● Task brief
Pick out each line in these entries that contains the string "fastställa".

Dataset excerpt:
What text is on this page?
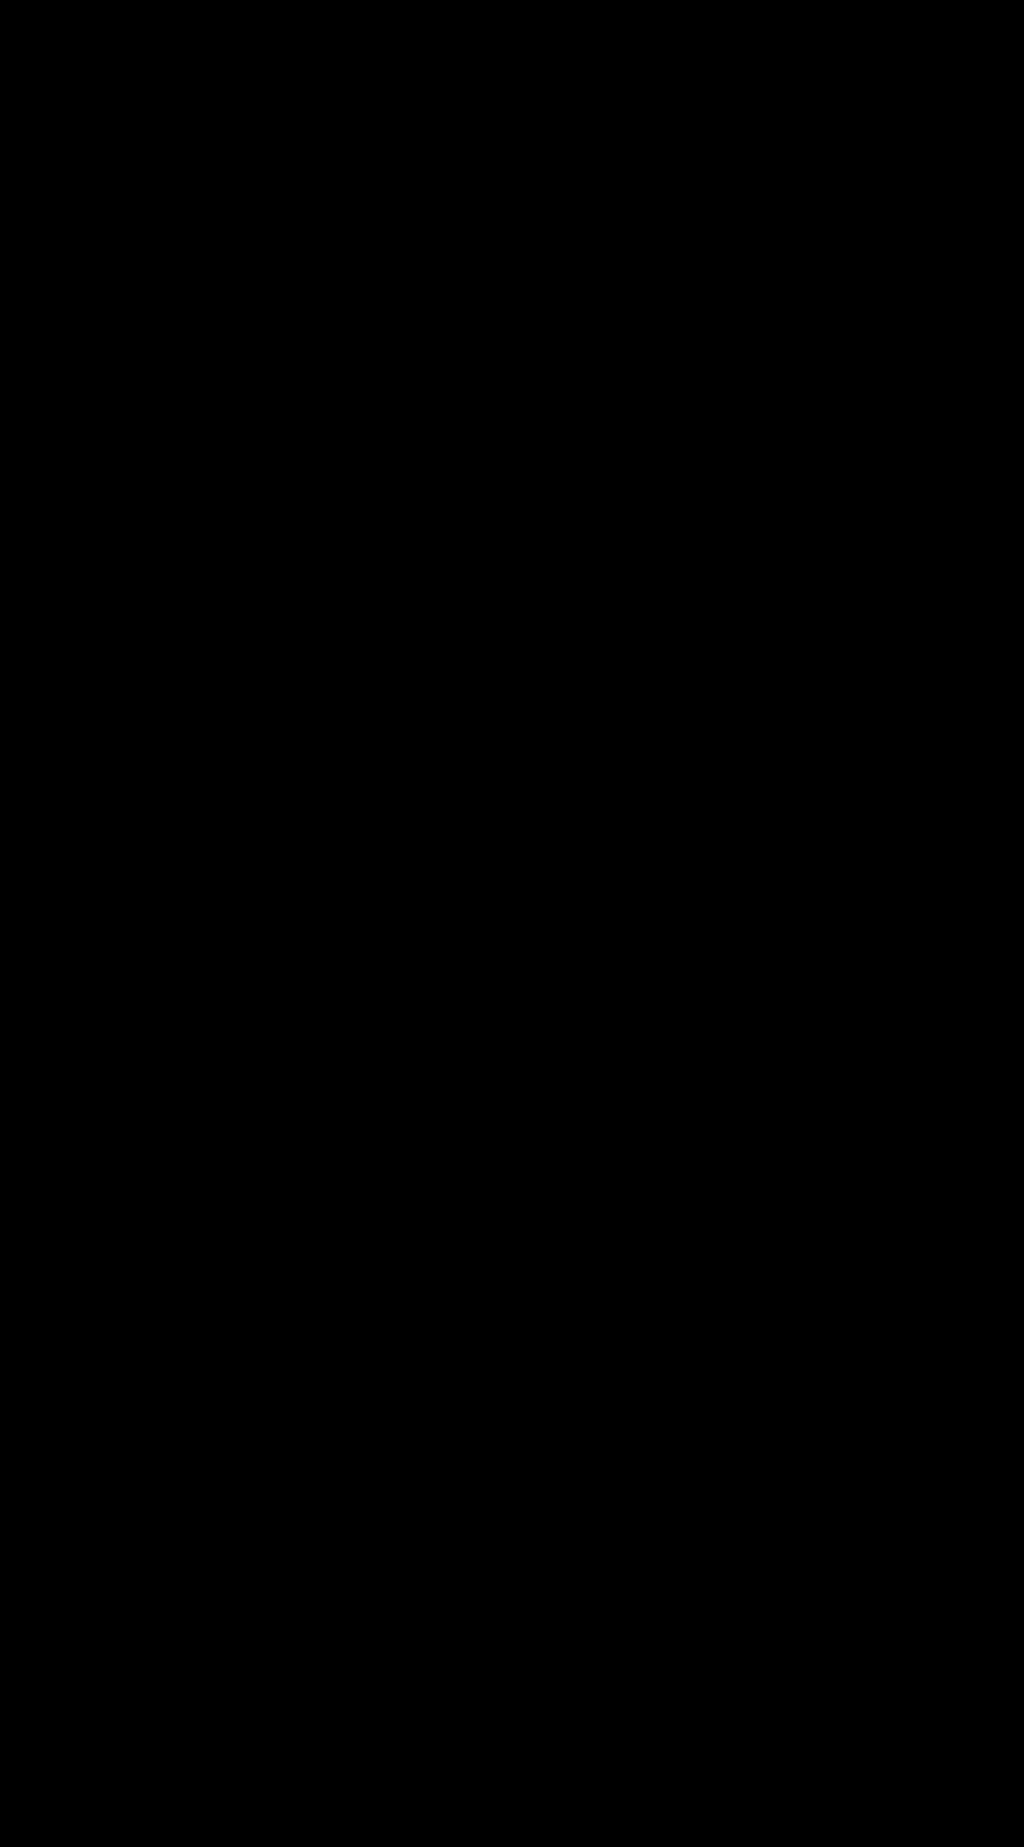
Förbundsordning för Region Dalarna
Reviderad 2006-02-08, 2014-10-08
Direktionen har att årligen fastställa budget för förbundet inom den ram som
förbundsmedlemmarna enats om och som de angivit före maj månads utgång.
Budgeten skall innehålla en plan för verksamheten och ekonomin under budgetåret
samt en plan för ekonomin under den kommande treårsperioden. Direktionen skall
samråda med medlemmarna om förslaget till budget senast den 15 september.
Direktionen skall fastställa budgeten senast den 15 november. Budgetförslaget skall
vara tillgängligt för allmänheten enligt vad som stadgas i 8 kap 10 § kommunallagen.
När budgeten fastställs bestämmer direktionen storleken på bidragen som
medlemmarna skall erlägga till förbundet enligt grunderna i 12 §.
Innan direktionen fattar beslut om avtal av större vikt eller om större investeringar
skall samråd ske med förbundsmedlemmarna.
Direktionen skall avlämna tertialrapporter över verksamheten till förbunds-
medlemmarna.
Arvoden och andra ekonomiska förmåner till ledamöter och ersättare i direktionen
samt till revisorerna och revisorsersättarna skall bestämmas enligt de ersättningsregler
som gäller för förtroendevalda i landstinget.
Kommunalförbundet är bildat för obestämd tid. En förbundsmedlem har rätt att
utträda ur förbundet. Uppsägningstiden är tre år räknat från ingången av den månad
då uppsägningen skedde. Regleringen av de ekonomiska mellanhavandena mellan
förbundet och den utträdande medlemmen bestäms i en överenskommelse mellan
samtliga förbundsmedlemmar. Den ekonomiska regleringen skall ske utifrån de
andelar i förbundets samlade tillgångar och skulder som gäller det år då medlemmen
utträder ur förbundet, om inte annat avtalats mellan förbundsmedlemmarna.
De kvarvarande medlemmarna antar de ändringar i förbundsordningen som behövs
med anledning av utträdet.
Om medlemmarna inte kan enas om förutsättningarna för utträde när uppsägnings-
tiden i 18 § är till ända, skall förbundet träda i likvidation.
Likvidationen verkställs av direktionen i egenskap av likvidator.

● Output for this exercise
Direktionen har att årligen fastställa budget för förbundet inom den ram som
Direktionen skall fastställa budgeten senast den 15 november. Budgetförslaget skall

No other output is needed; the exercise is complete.